▶ [EXERCISE]: Find how many lines contain the word "handle" and state that number alone.

▶ [STORED ROWS]:

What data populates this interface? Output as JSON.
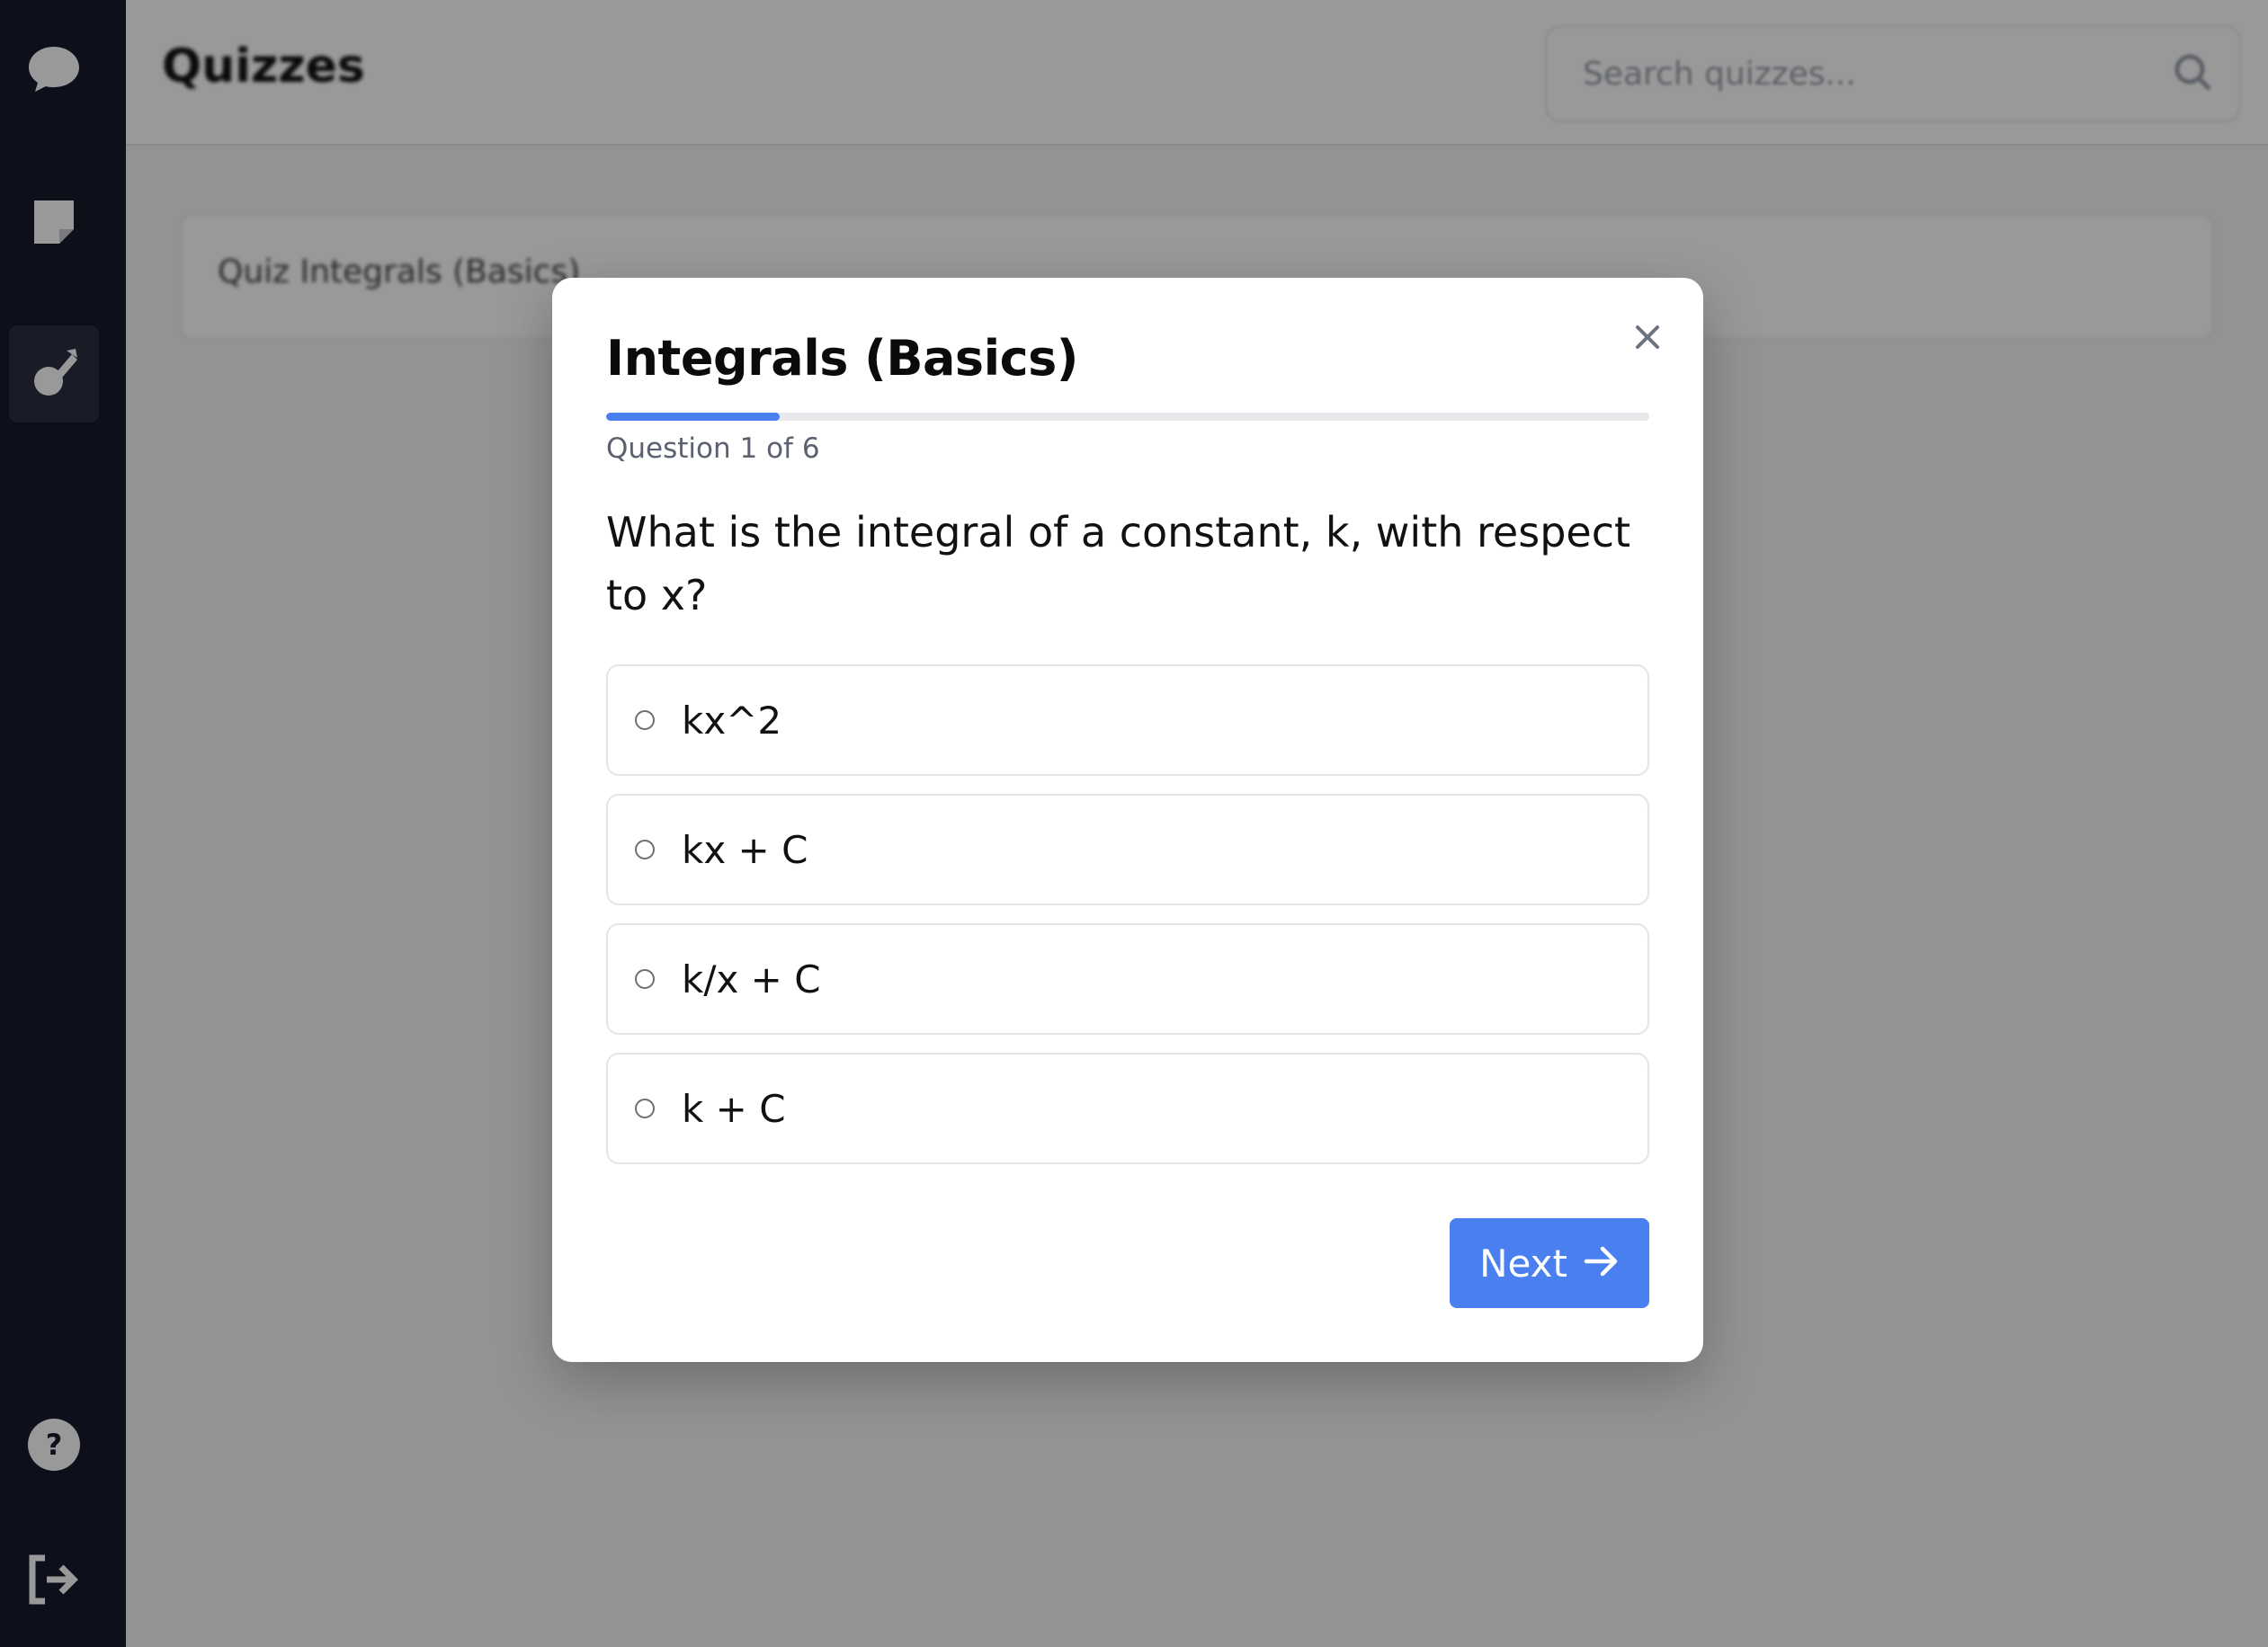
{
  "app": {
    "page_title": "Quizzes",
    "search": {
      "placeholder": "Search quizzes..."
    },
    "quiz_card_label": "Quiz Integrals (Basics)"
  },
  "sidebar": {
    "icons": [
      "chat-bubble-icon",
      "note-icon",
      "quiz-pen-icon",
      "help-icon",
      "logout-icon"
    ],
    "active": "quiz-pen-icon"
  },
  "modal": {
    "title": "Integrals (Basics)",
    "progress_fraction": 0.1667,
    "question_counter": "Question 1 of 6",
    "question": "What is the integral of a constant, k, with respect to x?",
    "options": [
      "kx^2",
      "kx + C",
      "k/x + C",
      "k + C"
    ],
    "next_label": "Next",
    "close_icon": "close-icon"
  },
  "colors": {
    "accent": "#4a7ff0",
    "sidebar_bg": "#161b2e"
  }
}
...
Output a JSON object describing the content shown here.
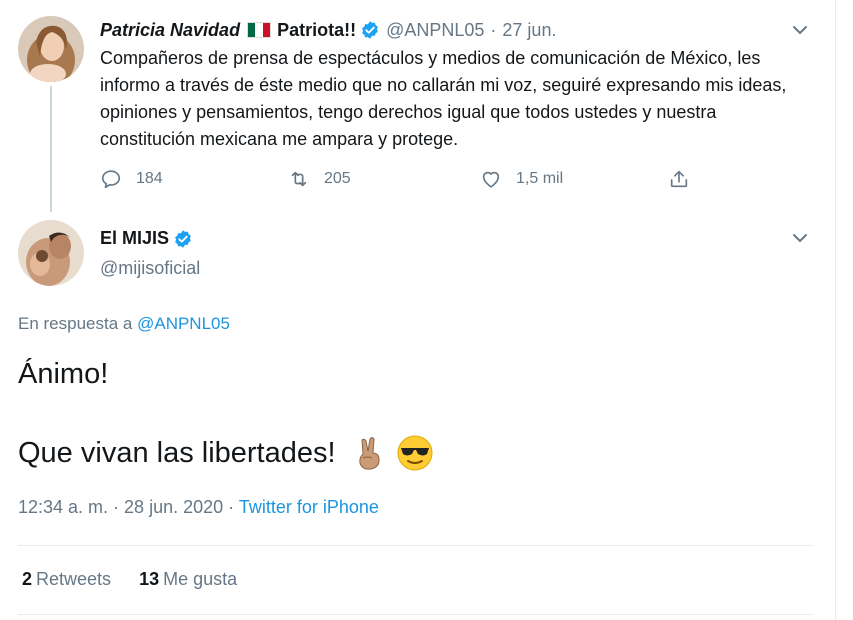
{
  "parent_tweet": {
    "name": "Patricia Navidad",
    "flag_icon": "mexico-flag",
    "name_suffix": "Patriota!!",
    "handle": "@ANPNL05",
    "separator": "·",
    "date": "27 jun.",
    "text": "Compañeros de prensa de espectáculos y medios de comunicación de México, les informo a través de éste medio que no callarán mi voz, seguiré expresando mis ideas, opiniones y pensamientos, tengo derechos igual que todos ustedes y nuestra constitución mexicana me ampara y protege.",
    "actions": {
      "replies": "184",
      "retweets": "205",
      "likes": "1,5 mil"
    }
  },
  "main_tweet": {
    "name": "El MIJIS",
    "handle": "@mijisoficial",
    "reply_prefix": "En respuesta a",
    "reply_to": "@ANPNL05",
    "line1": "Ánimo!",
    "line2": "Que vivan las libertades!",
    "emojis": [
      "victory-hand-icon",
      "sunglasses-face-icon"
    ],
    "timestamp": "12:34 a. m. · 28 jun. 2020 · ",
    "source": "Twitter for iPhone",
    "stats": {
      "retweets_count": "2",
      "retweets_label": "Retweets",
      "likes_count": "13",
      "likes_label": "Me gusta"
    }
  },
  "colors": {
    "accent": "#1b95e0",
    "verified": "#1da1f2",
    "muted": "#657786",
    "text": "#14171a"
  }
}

▶ [RESULT OF THIS EXERCISE]: 2